YOUR TASK ::
Extract the lines that carry the string "issues" from the listing.

— Start of RECORDS SHOWN —

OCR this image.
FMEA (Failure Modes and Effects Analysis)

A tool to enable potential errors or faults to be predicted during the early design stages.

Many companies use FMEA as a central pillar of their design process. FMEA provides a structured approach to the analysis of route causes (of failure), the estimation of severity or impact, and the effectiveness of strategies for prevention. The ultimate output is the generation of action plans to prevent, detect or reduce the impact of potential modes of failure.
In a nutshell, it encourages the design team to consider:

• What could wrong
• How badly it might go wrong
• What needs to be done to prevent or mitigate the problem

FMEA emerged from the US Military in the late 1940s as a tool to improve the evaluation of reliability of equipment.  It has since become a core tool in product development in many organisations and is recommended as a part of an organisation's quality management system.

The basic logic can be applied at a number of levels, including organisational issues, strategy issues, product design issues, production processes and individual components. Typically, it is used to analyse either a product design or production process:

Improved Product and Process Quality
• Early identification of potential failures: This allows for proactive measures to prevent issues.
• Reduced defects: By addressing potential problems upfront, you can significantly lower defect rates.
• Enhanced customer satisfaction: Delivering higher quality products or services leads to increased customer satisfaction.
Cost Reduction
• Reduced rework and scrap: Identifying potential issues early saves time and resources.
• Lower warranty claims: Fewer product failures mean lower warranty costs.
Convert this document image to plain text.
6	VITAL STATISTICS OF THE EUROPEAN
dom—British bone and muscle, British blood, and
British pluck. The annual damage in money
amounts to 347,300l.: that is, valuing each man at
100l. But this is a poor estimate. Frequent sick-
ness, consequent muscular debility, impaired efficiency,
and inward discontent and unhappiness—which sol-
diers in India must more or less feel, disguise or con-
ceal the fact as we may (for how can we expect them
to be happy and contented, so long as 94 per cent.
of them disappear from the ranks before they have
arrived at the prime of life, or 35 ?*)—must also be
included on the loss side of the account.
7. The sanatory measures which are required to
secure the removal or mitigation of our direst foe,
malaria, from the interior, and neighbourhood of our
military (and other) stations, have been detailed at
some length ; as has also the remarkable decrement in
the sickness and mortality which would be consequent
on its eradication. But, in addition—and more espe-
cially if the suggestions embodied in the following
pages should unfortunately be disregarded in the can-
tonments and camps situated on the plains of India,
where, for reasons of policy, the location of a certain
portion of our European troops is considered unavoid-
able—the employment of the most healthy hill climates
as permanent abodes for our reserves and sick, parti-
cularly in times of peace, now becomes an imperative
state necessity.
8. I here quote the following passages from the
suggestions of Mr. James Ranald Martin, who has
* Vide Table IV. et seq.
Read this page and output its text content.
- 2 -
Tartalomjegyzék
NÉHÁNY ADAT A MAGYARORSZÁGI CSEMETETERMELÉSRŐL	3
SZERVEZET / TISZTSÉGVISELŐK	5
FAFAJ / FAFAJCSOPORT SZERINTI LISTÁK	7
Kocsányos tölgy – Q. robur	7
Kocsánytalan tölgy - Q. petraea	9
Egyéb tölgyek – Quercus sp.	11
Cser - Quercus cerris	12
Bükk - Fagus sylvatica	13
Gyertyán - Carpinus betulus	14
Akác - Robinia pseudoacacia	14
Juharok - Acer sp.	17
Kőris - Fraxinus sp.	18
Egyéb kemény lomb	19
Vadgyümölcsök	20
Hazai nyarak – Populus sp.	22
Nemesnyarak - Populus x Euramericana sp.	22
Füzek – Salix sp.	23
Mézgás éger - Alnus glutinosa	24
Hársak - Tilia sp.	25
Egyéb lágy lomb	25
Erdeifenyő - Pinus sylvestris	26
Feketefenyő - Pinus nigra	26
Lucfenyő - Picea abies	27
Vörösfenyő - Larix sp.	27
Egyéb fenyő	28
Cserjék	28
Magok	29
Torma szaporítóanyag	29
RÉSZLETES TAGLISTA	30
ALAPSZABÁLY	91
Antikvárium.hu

— End of RECORDS SHOWN —

IN RESPONSE ::
The basic logic can be applied at a number of levels, including organisational issues, strategy issues, product design issues, production processes and individual components. Typically, it is used to analyse either a product design or production process:
• Early identification of potential failures: This allows for proactive measures to prevent issues.
• Reduced rework and scrap: Identifying potential issues early saves time and resources.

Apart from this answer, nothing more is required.